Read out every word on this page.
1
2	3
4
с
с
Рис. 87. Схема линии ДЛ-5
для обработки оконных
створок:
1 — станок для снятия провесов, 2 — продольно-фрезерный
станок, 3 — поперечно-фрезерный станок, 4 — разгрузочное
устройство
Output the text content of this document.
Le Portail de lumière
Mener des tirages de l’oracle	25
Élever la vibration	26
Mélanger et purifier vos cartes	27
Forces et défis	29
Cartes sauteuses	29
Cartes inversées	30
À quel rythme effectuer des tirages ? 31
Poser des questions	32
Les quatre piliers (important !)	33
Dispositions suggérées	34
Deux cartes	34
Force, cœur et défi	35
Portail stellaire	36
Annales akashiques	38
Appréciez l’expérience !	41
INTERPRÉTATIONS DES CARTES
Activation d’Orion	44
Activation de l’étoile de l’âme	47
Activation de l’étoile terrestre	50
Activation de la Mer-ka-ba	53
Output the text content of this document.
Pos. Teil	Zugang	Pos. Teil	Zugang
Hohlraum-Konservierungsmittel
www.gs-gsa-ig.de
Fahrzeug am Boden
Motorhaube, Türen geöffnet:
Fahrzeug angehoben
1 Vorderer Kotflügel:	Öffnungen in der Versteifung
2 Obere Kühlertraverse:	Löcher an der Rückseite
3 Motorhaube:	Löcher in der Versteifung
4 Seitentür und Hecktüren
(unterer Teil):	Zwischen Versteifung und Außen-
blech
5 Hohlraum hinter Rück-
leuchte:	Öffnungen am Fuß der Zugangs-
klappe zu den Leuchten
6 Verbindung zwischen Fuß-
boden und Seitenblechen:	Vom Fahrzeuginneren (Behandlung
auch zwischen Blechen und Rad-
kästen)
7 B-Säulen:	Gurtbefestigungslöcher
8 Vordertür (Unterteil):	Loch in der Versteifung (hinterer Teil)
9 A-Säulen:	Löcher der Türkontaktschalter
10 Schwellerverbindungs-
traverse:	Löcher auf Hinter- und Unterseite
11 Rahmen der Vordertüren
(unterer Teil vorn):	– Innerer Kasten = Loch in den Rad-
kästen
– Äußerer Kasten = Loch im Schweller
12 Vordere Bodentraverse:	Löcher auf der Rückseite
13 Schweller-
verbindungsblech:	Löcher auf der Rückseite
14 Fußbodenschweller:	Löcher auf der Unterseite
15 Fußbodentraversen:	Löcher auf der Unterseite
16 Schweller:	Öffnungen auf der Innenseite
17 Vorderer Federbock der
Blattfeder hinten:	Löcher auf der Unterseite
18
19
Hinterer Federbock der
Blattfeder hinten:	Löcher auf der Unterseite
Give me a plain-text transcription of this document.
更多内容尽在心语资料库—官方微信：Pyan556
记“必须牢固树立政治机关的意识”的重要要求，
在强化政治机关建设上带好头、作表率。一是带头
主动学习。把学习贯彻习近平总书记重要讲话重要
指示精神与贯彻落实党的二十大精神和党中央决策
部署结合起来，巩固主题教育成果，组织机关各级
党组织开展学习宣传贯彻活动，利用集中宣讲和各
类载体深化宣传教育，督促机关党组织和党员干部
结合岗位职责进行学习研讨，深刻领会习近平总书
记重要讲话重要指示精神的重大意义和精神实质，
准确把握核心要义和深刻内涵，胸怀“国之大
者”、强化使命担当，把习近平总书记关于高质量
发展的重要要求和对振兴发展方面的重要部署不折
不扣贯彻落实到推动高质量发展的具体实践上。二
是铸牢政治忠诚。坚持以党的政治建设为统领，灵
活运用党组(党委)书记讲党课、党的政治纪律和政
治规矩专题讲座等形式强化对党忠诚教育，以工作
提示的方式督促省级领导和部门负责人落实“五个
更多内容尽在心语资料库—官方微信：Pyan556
---
:: Task brief ::
Return exactly the lines from the one containing "Give me a plain-text" to the last line of the data, and nothing more.

:: Task result ::
Give me a plain-text transcription of this document.
更多内容尽在心语资料库—官方微信：Pyan556
记“必须牢固树立政治机关的意识”的重要要求，
在强化政治机关建设上带好头、作表率。一是带头
主动学习。把学习贯彻习近平总书记重要讲话重要
指示精神与贯彻落实党的二十大精神和党中央决策
部署结合起来，巩固主题教育成果，组织机关各级
党组织开展学习宣传贯彻活动，利用集中宣讲和各
类载体深化宣传教育，督促机关党组织和党员干部
结合岗位职责进行学习研讨，深刻领会习近平总书
记重要讲话重要指示精神的重大意义和精神实质，
准确把握核心要义和深刻内涵，胸怀“国之大
者”、强化使命担当，把习近平总书记关于高质量
发展的重要要求和对振兴发展方面的重要部署不折
不扣贯彻落实到推动高质量发展的具体实践上。二
是铸牢政治忠诚。坚持以党的政治建设为统领，灵
活运用党组(党委)书记讲党课、党的政治纪律和政
治规矩专题讲座等形式强化对党忠诚教育，以工作
提示的方式督促省级领导和部门负责人落实“五个
更多内容尽在心语资料库—官方微信：Pyan556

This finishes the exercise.